### What you have to do
Of all the lines in the material, how many include the word "title"? Give only the number.

### Records to use
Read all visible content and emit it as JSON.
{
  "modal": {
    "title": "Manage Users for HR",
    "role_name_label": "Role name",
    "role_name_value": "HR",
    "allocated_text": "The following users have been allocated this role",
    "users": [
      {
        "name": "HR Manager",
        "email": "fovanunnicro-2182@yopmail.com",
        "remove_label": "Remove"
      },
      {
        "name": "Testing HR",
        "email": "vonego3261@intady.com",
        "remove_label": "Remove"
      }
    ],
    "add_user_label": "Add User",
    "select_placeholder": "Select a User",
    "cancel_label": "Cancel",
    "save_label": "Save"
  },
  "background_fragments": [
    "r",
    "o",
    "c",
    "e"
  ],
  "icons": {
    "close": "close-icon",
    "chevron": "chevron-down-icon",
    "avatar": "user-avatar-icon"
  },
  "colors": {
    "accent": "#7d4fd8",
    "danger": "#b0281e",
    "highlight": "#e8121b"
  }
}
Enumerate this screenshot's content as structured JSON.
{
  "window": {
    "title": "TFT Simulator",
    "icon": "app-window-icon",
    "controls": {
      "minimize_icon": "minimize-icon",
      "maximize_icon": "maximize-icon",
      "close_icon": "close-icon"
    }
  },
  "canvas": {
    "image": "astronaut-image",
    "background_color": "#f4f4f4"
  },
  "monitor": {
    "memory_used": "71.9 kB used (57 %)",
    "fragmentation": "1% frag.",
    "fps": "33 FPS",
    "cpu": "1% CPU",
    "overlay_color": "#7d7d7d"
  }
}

==

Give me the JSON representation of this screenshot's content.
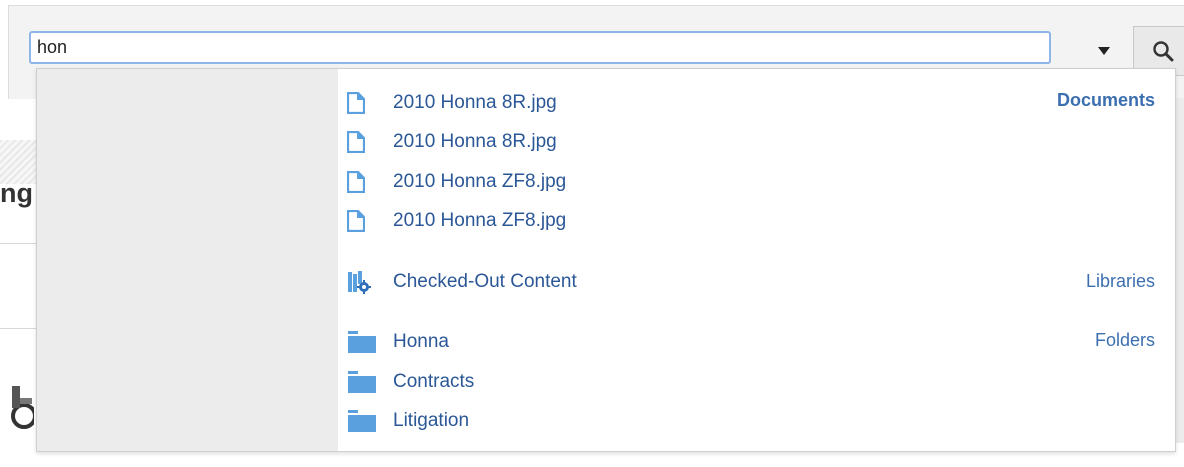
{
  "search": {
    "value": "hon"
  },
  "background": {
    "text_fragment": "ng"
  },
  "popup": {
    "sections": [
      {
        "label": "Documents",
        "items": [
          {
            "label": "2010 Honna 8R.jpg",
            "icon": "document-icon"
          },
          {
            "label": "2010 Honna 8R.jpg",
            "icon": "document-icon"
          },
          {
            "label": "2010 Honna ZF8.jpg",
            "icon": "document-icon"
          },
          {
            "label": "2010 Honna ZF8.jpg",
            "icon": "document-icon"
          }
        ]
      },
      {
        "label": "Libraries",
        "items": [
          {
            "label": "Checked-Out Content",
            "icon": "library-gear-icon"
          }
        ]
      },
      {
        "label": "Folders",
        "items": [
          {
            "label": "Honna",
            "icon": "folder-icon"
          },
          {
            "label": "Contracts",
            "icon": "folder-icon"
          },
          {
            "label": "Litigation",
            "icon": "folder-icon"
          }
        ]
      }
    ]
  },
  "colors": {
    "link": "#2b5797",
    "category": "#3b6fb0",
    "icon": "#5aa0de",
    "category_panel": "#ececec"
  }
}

### Output for this task
2